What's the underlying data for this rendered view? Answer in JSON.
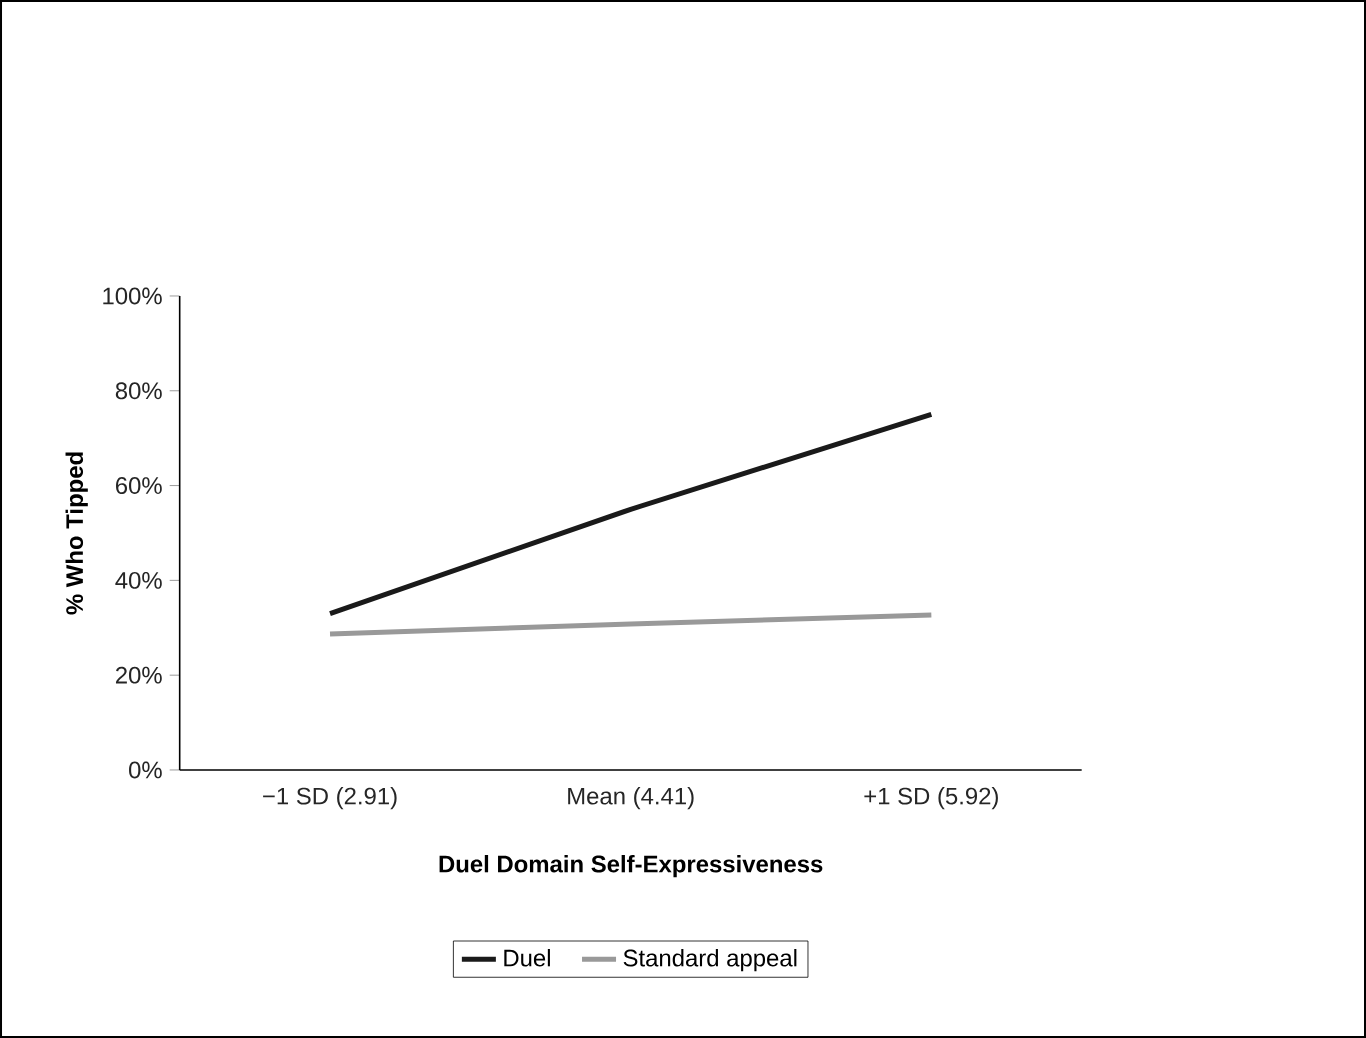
{
  "chart_data": {
    "type": "line",
    "xlabel": "Duel Domain Self-Expressiveness",
    "ylabel": "% Who Tipped",
    "categories": [
      "−1 SD (2.91)",
      "Mean (4.41)",
      "+1 SD (5.92)"
    ],
    "series": [
      {
        "name": "Duel",
        "color": "#1a1a1a",
        "values": [
          33,
          55,
          75
        ]
      },
      {
        "name": "Standard appeal",
        "color": "#999999",
        "values": [
          28.7,
          30.8,
          32.7
        ]
      }
    ],
    "ylim": [
      0,
      100
    ],
    "yticks": [
      {
        "value": 0,
        "label": "0%"
      },
      {
        "value": 20,
        "label": "20%"
      },
      {
        "value": 40,
        "label": "40%"
      },
      {
        "value": 60,
        "label": "60%"
      },
      {
        "value": 80,
        "label": "80%"
      },
      {
        "value": 100,
        "label": "100%"
      }
    ],
    "grid": false,
    "legend": "bottom",
    "marker": "none",
    "line_style": "solid"
  }
}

= = = = =

- _PROBLEM TO WORK ON_
Repeat the data above exactly, but not the pictures.

- _EXERCISE OUTPUT_
What's the underlying data for this rendered view? Answer in JSON.
{
  "chart_data": {
    "type": "line",
    "xlabel": "Duel Domain Self-Expressiveness",
    "ylabel": "% Who Tipped",
    "categories": [
      "−1 SD (2.91)",
      "Mean (4.41)",
      "+1 SD (5.92)"
    ],
    "series": [
      {
        "name": "Duel",
        "color": "#1a1a1a",
        "values": [
          33,
          55,
          75
        ]
      },
      {
        "name": "Standard appeal",
        "color": "#999999",
        "values": [
          28.7,
          30.8,
          32.7
        ]
      }
    ],
    "ylim": [
      0,
      100
    ],
    "yticks": [
      {
        "value": 0,
        "label": "0%"
      },
      {
        "value": 20,
        "label": "20%"
      },
      {
        "value": 40,
        "label": "40%"
      },
      {
        "value": 60,
        "label": "60%"
      },
      {
        "value": 80,
        "label": "80%"
      },
      {
        "value": 100,
        "label": "100%"
      }
    ],
    "grid": false,
    "legend": "bottom",
    "marker": "none",
    "line_style": "solid"
  }
}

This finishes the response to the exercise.